Written instruction:
Print all of the data exactly as written.

Saved entries
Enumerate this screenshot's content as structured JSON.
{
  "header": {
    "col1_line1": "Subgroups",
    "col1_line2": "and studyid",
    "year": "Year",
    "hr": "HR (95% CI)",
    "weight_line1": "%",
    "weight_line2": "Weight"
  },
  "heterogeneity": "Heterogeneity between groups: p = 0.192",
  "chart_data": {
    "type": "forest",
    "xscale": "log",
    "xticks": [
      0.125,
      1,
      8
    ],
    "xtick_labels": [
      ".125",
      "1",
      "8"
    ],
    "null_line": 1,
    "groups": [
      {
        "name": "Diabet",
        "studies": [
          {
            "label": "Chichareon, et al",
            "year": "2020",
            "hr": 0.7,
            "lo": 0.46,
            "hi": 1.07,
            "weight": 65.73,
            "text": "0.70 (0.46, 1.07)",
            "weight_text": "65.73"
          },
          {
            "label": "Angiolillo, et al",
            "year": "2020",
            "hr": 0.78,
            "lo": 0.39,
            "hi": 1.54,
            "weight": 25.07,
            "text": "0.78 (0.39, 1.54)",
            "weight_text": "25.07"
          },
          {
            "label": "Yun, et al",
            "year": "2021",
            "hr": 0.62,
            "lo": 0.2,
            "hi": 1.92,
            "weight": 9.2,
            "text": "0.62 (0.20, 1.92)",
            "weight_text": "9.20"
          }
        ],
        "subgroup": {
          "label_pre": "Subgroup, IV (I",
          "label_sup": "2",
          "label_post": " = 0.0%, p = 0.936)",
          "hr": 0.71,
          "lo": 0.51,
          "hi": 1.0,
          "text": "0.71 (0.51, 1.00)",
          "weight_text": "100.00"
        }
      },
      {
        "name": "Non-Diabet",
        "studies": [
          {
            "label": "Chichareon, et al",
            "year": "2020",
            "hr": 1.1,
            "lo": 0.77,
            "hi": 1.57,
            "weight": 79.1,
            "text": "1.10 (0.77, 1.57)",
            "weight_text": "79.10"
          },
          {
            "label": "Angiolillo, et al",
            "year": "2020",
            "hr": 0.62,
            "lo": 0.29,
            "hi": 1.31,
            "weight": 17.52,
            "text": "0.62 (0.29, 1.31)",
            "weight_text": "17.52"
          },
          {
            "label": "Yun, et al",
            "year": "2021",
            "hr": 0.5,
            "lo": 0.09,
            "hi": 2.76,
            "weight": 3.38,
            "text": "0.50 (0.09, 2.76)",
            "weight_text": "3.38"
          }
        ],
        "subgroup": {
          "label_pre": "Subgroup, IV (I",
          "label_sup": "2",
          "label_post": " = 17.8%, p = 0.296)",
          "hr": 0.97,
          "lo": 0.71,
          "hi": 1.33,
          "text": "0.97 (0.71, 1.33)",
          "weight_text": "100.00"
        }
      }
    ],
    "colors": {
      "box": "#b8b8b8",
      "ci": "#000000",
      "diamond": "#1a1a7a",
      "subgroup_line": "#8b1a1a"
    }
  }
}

Task output:
Enumerate this screenshot's content as structured JSON.
{
  "header": {
    "col1_line1": "Subgroups",
    "col1_line2": "and studyid",
    "year": "Year",
    "hr": "HR (95% CI)",
    "weight_line1": "%",
    "weight_line2": "Weight"
  },
  "heterogeneity": "Heterogeneity between groups: p = 0.192",
  "chart_data": {
    "type": "forest",
    "xscale": "log",
    "xticks": [
      0.125,
      1,
      8
    ],
    "xtick_labels": [
      ".125",
      "1",
      "8"
    ],
    "null_line": 1,
    "groups": [
      {
        "name": "Diabet",
        "studies": [
          {
            "label": "Chichareon, et al",
            "year": "2020",
            "hr": 0.7,
            "lo": 0.46,
            "hi": 1.07,
            "weight": 65.73,
            "text": "0.70 (0.46, 1.07)",
            "weight_text": "65.73"
          },
          {
            "label": "Angiolillo, et al",
            "year": "2020",
            "hr": 0.78,
            "lo": 0.39,
            "hi": 1.54,
            "weight": 25.07,
            "text": "0.78 (0.39, 1.54)",
            "weight_text": "25.07"
          },
          {
            "label": "Yun, et al",
            "year": "2021",
            "hr": 0.62,
            "lo": 0.2,
            "hi": 1.92,
            "weight": 9.2,
            "text": "0.62 (0.20, 1.92)",
            "weight_text": "9.20"
          }
        ],
        "subgroup": {
          "label_pre": "Subgroup, IV (I",
          "label_sup": "2",
          "label_post": " = 0.0%, p = 0.936)",
          "hr": 0.71,
          "lo": 0.51,
          "hi": 1.0,
          "text": "0.71 (0.51, 1.00)",
          "weight_text": "100.00"
        }
      },
      {
        "name": "Non-Diabet",
        "studies": [
          {
            "label": "Chichareon, et al",
            "year": "2020",
            "hr": 1.1,
            "lo": 0.77,
            "hi": 1.57,
            "weight": 79.1,
            "text": "1.10 (0.77, 1.57)",
            "weight_text": "79.10"
          },
          {
            "label": "Angiolillo, et al",
            "year": "2020",
            "hr": 0.62,
            "lo": 0.29,
            "hi": 1.31,
            "weight": 17.52,
            "text": "0.62 (0.29, 1.31)",
            "weight_text": "17.52"
          },
          {
            "label": "Yun, et al",
            "year": "2021",
            "hr": 0.5,
            "lo": 0.09,
            "hi": 2.76,
            "weight": 3.38,
            "text": "0.50 (0.09, 2.76)",
            "weight_text": "3.38"
          }
        ],
        "subgroup": {
          "label_pre": "Subgroup, IV (I",
          "label_sup": "2",
          "label_post": " = 17.8%, p = 0.296)",
          "hr": 0.97,
          "lo": 0.71,
          "hi": 1.33,
          "text": "0.97 (0.71, 1.33)",
          "weight_text": "100.00"
        }
      }
    ],
    "colors": {
      "box": "#b8b8b8",
      "ci": "#000000",
      "diamond": "#1a1a7a",
      "subgroup_line": "#8b1a1a"
    }
  }
}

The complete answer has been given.